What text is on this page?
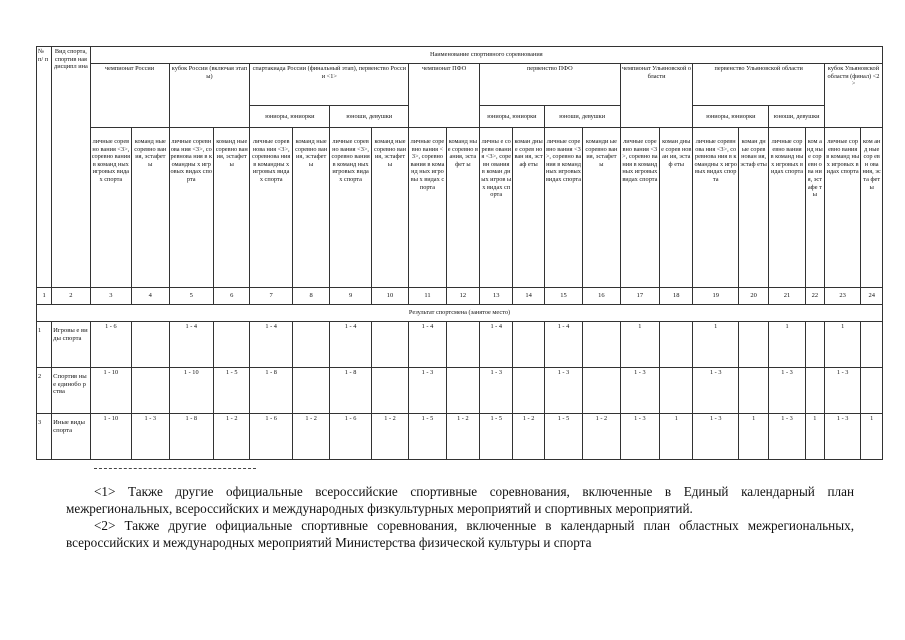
№ п/ п	Вид спорта, спортив ная дисципл ина	Наименование спортивного соревнования																					
		чемпионат России		кубок России (включая этапы)		спартакиада России (финальный этап), первенство России <1>				чемпионат ПФО		первенство ПФО				чемпионат Ульяновской области		первенство Ульяновской области				кубок Ульяновской области (финал) <2>	
						юниоры, юниорки		юноши, девушки				юниоры, юниорки		юноши, девушки				юниоры, юниорки		юноши, девушки			
		личные соревно вания <3>, соревно вания в команд ных игровых видах спорта	команд ные соревно вания, эстафет ы	личные соревнова ния <3>, соревнова ния в командны х игровых видах спорта	команд ные соревно вания, эстафет ы	личные соревнова ния <3>, соревнова ния в командны х игровых видах спорта	команд ные соревно вания, эстафет ы	личные соревно вания <3>, соревно вания в команд ных игровых видах спорта	команд ные соревно вания, эстафет ы	личные соревно вания <3>, соревно вания в команд ных игровы х видах спорта	команд ные соревно вания, эстафет ы	личны е соревн ования <3>, соревн ования в коман дных игров ых видах спорта	коман дные сорев нован ия, эстаф еты	личные соревно вания <3>, соревно вания в команд ных игровых видах спорта	команди ые соревно вания, эстафет ы	личные соревно вания <3>, соревно вания в команд ных игровых видах спорта	коман дные сорев нован ия, эстаф еты	личные соревнова ния <3>, соревнова ния в командны х игровых видах спорта	коман дные сорев нован ия, эстаф еты	личные соревно вания в команд ных игровых видах спорта	ком анд ные сор евн ова ния, эст афе ты	личные соревно вания в команд ных игровых видах спорта	ком анд ные сор евн ова ния, эста фет ы
1	2	3	4	5	6	7	8	9	10	11	12	13	14	15	16	17	18	19	20	21	22	23	24
Результат спортсмена (занятое место)																							
1	Игровы е виды спорта	1 - 6		1 - 4		1 - 4		1 - 4		1 - 4		1 - 4		1 - 4		1		1		1		1	
2	Спортив ные единобо рства	1 - 10		1 - 10	1 - 5	1 - 8		1 - 8		1 - 3		1 - 3		1 - 3		1 - 3		1 - 3		1 - 3		1 - 3	
3	Иные виды спорта	1 - 10	1 - 3	1 - 8	1 - 2	1 - 6	1 - 2	1 - 6	1 - 2	1 - 5	1 - 2	1 - 5	1 - 2	1 - 5	1 - 2	1 - 3	1	1 - 3	1	1 - 3	1	1 - 3	1

<1> Также другие официальные всероссийские спортивные соревнования, включенные в Единый календарный план межрегиональных, всероссийских и международных физкультурных мероприятий и спортивных мероприятий.

<2> Также другие официальные спортивные соревнования, включенные в календарный план областных межрегиональных, всероссийских и международных мероприятий Министерства физической культуры и спорта
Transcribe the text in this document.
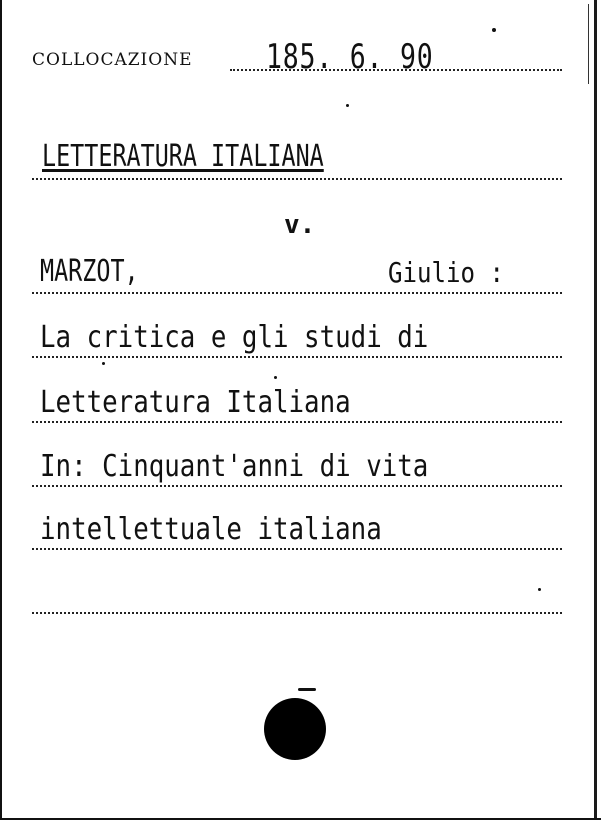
COLLOCAZIONE 185. 6. 90
LETTERATURA ITALIANA
v.
MARZOT,	Giulio :
La critica e gli studi di
Letteratura Italiana
In: Cinquant'anni di vita
intellettuale italiana
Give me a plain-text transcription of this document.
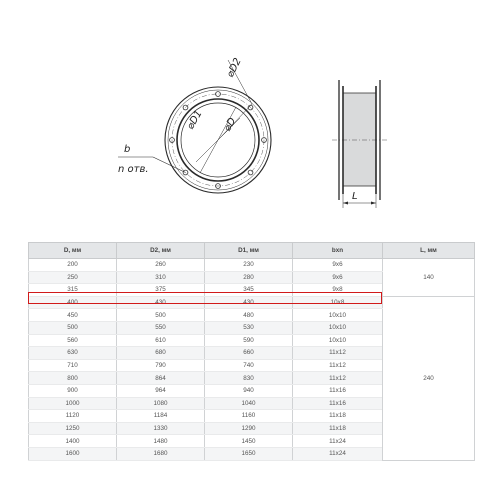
⌀D2
⌀D1 ⌀D
b
n отв.
L
D, мм	D2, мм	D1, мм	bxn	L, мм
200	260	230	9x6	140
250	310	280	9x6	
315	375	345	9x8	
400	430	430	10x8	240
450	500	480	10x10	
500	550	530	10x10	
560	610	590	10x10	
630	680	660	11x12	
710	790	740	11x12	
800	864	830	11x12	
900	964	940	11x16	
1000	1080	1040	11x16	
1120	1184	1160	11x18	
1250	1330	1290	11x18	
1400	1480	1450	11x24	
1600	1680	1650	11x24	
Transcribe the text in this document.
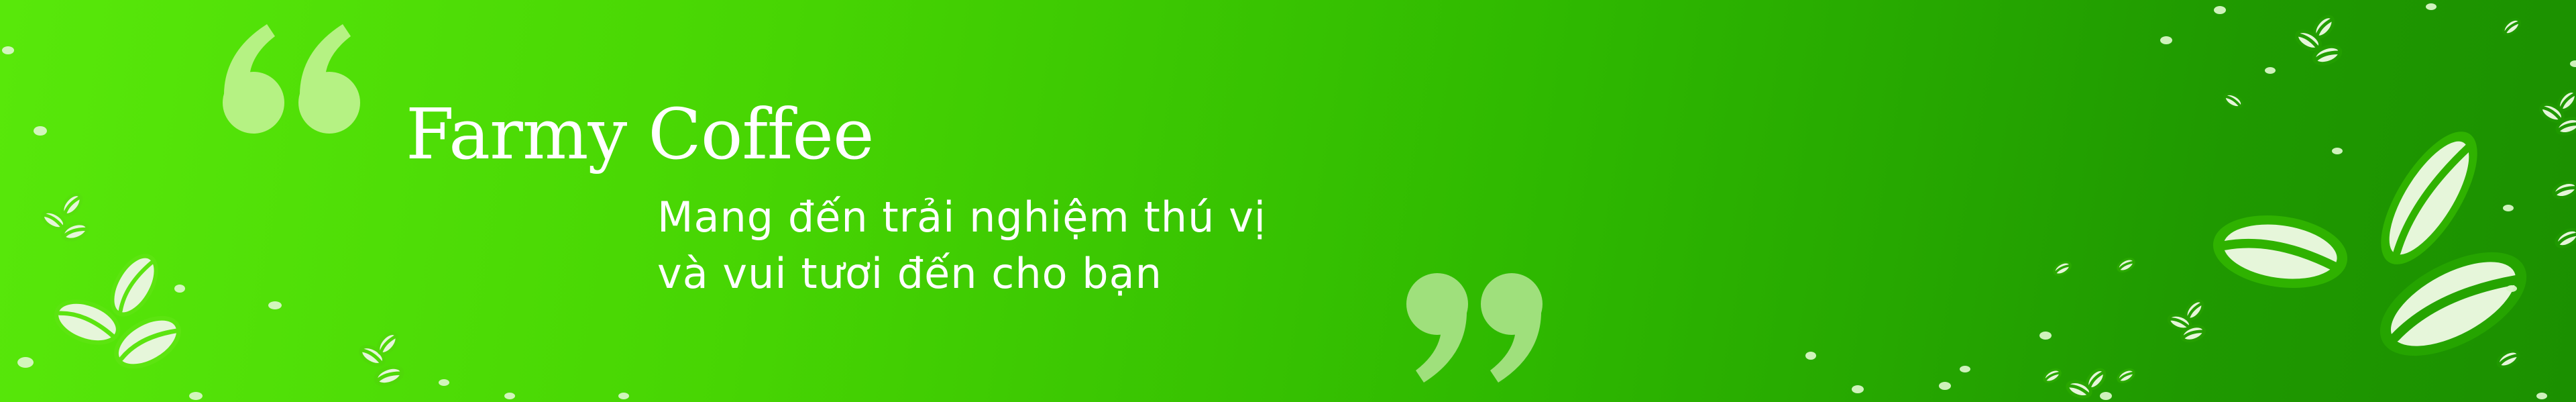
Farmy Coffee

Mang đến trải nghiệm thú vị

và vui tươi đến cho bạn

- TASK -
Repeat every record precisely. Any picture among them stays out of the copy.

- FULL ANSWER -
What text is on this page?
№ п/ п	Вид спорта, спортив ная дисципл ина	Наименование спортивного соревнования																					
		чемпионат России		кубок России (включая этапы)		спартакиада России (финальный этап), первенство России <1>				чемпионат ПФО		первенство ПФО				чемпионат Ульяновской области		первенство Ульяновской области				кубок Ульяновской области (финал) <2>	
						юниоры, юниорки		юноши, девушки				юниоры, юниорки		юноши, девушки				юниоры, юниорки		юноши, девушки			
		личные соревно вания <3>, соревно вания в команд ных игровых видах спорта	команд ные соревно вания, эстафет ы	личные соревнова ния <3>, соревнова ния в командны х игровых видах спорта	команд ные соревно вания, эстафет ы	личные соревнова ния <3>, соревнова ния в командны х игровых видах спорта	команд ные соревно вания, эстафет ы	личные соревно вания <3>, соревно вания в команд ных игровых видах спорта	команд ные соревно вания, эстафет ы	личные соревно вания <3>, соревно вания в команд ных игровы х видах спорта	команд ные соревно вания, эстафет ы	личны е соревн ования <3>, соревн ования в коман дных игров ых видах спорта	коман дные сорев нован ия, эстаф еты	личные соревно вания <3>, соревно вания в команд ных игровых видах спорта	команди ые соревно вания, эстафет ы	личные соревно вания <3>, соревно вания в команд ных игровых видах спорта	коман дные сорев нован ия, эстаф еты	личные соревнова ния <3>, соревнова ния в командны х игровых видах спорта	коман дные сорев нован ия, эстаф еты	личные соревно вания в команд ных игровых видах спорта	ком анд ные сор евн ова ния, эст афе ты	личные соревно вания в команд ных игровых видах спорта	ком анд ные сор евн ова ния, эста фет ы
1	2	3	4	5	6	7	8	9	10	11	12	13	14	15	16	17	18	19	20	21	22	23	24
Результат спортсмена (занятое место)																							
1	Игровы е виды спорта	1 - 6		1 - 4		1 - 4		1 - 4		1 - 4		1 - 4		1 - 4		1		1		1		1	
2	Спортив ные единобо рства	1 - 10		1 - 10	1 - 5	1 - 8		1 - 8		1 - 3		1 - 3		1 - 3		1 - 3		1 - 3		1 - 3		1 - 3	
3	Иные виды спорта	1 - 10	1 - 3	1 - 8	1 - 2	1 - 6	1 - 2	1 - 6	1 - 2	1 - 5	1 - 2	1 - 5	1 - 2	1 - 5	1 - 2	1 - 3	1	1 - 3	1	1 - 3	1	1 - 3	1

<1> Также другие официальные всероссийские спортивные соревнования, включенные в Единый календарный план межрегиональных, всероссийских и международных физкультурных мероприятий и спортивных мероприятий.

<2> Также другие официальные спортивные соревнования, включенные в календарный план областных межрегиональных, всероссийских и международных мероприятий Министерства физической культуры и спорта
Transcribe the text in this document.
COLLOCAZIONE 185. 6. 90
LETTERATURA ITALIANA
v.
MARZOT,	Giulio :
La critica e gli studi di
Letteratura Italiana
In: Cinquant'anni di vita
intellettuale italiana
Give me a plain-text transcription of this document.
⌀D2
⌀D1 ⌀D
b
n отв.
L
D, мм	D2, мм	D1, мм	bxn	L, мм
200	260	230	9x6	140
250	310	280	9x6	
315	375	345	9x8	
400	430	430	10x8	240
450	500	480	10x10	
500	550	530	10x10	
560	610	590	10x10	
630	680	660	11x12	
710	790	740	11x12	
800	864	830	11x12	
900	964	940	11x16	
1000	1080	1040	11x16	
1120	1184	1160	11x18	
1250	1330	1290	11x18	
1400	1480	1450	11x24	
1600	1680	1650	11x24	
Transcribe the text in this document.
Farmy Coffee

Mang đến trải nghiệm thú vị

và vui tươi đến cho bạn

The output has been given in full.